--- START RECORD LIST ---
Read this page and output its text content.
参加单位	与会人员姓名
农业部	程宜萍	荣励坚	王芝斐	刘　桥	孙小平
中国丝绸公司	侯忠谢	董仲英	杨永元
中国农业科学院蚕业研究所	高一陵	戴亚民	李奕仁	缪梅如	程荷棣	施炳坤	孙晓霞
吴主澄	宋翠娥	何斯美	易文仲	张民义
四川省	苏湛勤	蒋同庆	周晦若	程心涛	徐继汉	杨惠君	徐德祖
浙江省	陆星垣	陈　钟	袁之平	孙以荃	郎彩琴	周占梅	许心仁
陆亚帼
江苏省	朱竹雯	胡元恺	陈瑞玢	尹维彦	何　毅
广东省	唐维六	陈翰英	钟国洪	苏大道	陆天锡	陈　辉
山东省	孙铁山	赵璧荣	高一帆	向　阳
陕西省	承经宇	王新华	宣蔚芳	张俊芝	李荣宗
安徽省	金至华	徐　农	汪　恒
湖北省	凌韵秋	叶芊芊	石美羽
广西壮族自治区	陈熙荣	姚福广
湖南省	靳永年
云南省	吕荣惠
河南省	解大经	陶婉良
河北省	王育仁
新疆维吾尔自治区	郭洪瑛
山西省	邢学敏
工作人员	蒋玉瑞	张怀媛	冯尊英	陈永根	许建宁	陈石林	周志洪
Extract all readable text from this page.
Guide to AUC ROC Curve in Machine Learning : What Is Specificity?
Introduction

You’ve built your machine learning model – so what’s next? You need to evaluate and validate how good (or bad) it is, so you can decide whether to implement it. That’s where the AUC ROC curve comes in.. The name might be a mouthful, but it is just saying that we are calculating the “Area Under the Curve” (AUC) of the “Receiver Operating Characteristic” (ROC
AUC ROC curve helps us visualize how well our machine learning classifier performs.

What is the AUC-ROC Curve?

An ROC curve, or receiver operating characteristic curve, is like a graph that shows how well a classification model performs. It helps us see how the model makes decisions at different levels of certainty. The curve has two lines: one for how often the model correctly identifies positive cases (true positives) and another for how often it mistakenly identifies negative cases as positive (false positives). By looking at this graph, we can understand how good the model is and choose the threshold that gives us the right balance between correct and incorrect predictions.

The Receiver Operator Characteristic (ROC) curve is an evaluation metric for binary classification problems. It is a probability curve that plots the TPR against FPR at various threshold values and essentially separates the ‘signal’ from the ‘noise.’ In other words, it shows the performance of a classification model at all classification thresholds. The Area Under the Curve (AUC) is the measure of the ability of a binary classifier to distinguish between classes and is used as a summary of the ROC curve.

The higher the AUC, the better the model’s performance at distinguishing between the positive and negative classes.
--- END RECORD LIST ---
The full set of records should be duplicated exactly.

SOLUTION TO THIS TASK:
Read this page and output its text content.
参加单位	与会人员姓名
农业部	程宜萍	荣励坚	王芝斐	刘　桥	孙小平
中国丝绸公司	侯忠谢	董仲英	杨永元
中国农业科学院蚕业研究所	高一陵	戴亚民	李奕仁	缪梅如	程荷棣	施炳坤	孙晓霞
吴主澄	宋翠娥	何斯美	易文仲	张民义
四川省	苏湛勤	蒋同庆	周晦若	程心涛	徐继汉	杨惠君	徐德祖
浙江省	陆星垣	陈　钟	袁之平	孙以荃	郎彩琴	周占梅	许心仁
陆亚帼
江苏省	朱竹雯	胡元恺	陈瑞玢	尹维彦	何　毅
广东省	唐维六	陈翰英	钟国洪	苏大道	陆天锡	陈　辉
山东省	孙铁山	赵璧荣	高一帆	向　阳
陕西省	承经宇	王新华	宣蔚芳	张俊芝	李荣宗
安徽省	金至华	徐　农	汪　恒
湖北省	凌韵秋	叶芊芊	石美羽
广西壮族自治区	陈熙荣	姚福广
湖南省	靳永年
云南省	吕荣惠
河南省	解大经	陶婉良
河北省	王育仁
新疆维吾尔自治区	郭洪瑛
山西省	邢学敏
工作人员	蒋玉瑞	张怀媛	冯尊英	陈永根	许建宁	陈石林	周志洪
Extract all readable text from this page.
Guide to AUC ROC Curve in Machine Learning : What Is Specificity?
Introduction

You’ve built your machine learning model – so what’s next? You need to evaluate and validate how good (or bad) it is, so you can decide whether to implement it. That’s where the AUC ROC curve comes in.. The name might be a mouthful, but it is just saying that we are calculating the “Area Under the Curve” (AUC) of the “Receiver Operating Characteristic” (ROC
AUC ROC curve helps us visualize how well our machine learning classifier performs.

What is the AUC-ROC Curve?

An ROC curve, or receiver operating characteristic curve, is like a graph that shows how well a classification model performs. It helps us see how the model makes decisions at different levels of certainty. The curve has two lines: one for how often the model correctly identifies positive cases (true positives) and another for how often it mistakenly identifies negative cases as positive (false positives). By looking at this graph, we can understand how good the model is and choose the threshold that gives us the right balance between correct and incorrect predictions.

The Receiver Operator Characteristic (ROC) curve is an evaluation metric for binary classification problems. It is a probability curve that plots the TPR against FPR at various threshold values and essentially separates the ‘signal’ from the ‘noise.’ In other words, it shows the performance of a classification model at all classification thresholds. The Area Under the Curve (AUC) is the measure of the ability of a binary classifier to distinguish between classes and is used as a summary of the ROC curve.

The higher the AUC, the better the model’s performance at distinguishing between the positive and negative classes.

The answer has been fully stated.